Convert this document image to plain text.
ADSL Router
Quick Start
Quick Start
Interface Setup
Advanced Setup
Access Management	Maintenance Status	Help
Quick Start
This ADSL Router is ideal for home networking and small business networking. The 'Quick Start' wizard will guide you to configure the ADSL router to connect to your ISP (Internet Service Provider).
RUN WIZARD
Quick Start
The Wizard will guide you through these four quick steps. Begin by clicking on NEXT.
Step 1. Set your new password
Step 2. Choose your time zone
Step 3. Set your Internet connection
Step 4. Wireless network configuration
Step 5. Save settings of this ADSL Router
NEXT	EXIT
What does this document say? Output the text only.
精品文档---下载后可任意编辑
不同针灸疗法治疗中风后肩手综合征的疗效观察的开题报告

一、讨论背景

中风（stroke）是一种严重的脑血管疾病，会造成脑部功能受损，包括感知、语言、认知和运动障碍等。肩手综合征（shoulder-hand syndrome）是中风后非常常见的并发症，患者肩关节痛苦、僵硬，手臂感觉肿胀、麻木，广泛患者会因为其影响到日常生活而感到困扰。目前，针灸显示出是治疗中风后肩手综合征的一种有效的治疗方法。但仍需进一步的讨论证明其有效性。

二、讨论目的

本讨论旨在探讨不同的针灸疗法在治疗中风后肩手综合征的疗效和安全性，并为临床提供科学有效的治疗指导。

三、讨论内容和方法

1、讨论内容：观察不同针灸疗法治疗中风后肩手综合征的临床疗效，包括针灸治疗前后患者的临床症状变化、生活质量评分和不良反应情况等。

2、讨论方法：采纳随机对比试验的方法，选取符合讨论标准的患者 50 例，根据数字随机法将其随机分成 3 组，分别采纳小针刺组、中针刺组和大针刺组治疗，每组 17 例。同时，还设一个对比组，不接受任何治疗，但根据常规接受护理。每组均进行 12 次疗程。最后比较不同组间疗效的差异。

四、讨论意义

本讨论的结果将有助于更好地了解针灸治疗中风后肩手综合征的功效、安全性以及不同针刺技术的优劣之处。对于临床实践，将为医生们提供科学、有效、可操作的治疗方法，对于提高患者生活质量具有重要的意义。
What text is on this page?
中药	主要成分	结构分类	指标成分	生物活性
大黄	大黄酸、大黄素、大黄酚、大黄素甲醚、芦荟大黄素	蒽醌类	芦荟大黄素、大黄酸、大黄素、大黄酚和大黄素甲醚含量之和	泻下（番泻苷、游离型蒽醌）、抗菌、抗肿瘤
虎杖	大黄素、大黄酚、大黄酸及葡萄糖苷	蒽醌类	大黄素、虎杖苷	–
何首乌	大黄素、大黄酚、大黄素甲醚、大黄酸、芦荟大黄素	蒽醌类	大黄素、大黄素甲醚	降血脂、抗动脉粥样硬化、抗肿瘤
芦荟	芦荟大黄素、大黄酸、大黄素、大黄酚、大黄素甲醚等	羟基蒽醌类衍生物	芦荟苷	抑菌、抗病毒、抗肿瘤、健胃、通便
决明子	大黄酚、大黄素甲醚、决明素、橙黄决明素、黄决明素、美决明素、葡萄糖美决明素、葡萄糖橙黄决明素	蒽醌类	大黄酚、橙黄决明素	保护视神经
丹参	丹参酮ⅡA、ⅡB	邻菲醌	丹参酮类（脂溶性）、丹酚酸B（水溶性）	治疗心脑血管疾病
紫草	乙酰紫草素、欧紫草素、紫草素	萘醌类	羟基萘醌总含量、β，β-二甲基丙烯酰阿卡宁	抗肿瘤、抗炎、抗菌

-*-*-

- **WORK TO COMPLETE**:
Every line from the one containing "What text is on this page?" through the end of the data must be repeated exactly, and no other line.

- **RESULT**:
What text is on this page?
中药	主要成分	结构分类	指标成分	生物活性
大黄	大黄酸、大黄素、大黄酚、大黄素甲醚、芦荟大黄素	蒽醌类	芦荟大黄素、大黄酸、大黄素、大黄酚和大黄素甲醚含量之和	泻下（番泻苷、游离型蒽醌）、抗菌、抗肿瘤
虎杖	大黄素、大黄酚、大黄酸及葡萄糖苷	蒽醌类	大黄素、虎杖苷	–
何首乌	大黄素、大黄酚、大黄素甲醚、大黄酸、芦荟大黄素	蒽醌类	大黄素、大黄素甲醚	降血脂、抗动脉粥样硬化、抗肿瘤
芦荟	芦荟大黄素、大黄酸、大黄素、大黄酚、大黄素甲醚等	羟基蒽醌类衍生物	芦荟苷	抑菌、抗病毒、抗肿瘤、健胃、通便
决明子	大黄酚、大黄素甲醚、决明素、橙黄决明素、黄决明素、美决明素、葡萄糖美决明素、葡萄糖橙黄决明素	蒽醌类	大黄酚、橙黄决明素	保护视神经
丹参	丹参酮ⅡA、ⅡB	邻菲醌	丹参酮类（脂溶性）、丹酚酸B（水溶性）	治疗心脑血管疾病
紫草	乙酰紫草素、欧紫草素、紫草素	萘醌类	羟基萘醌总含量、β，β-二甲基丙烯酰阿卡宁	抗肿瘤、抗炎、抗菌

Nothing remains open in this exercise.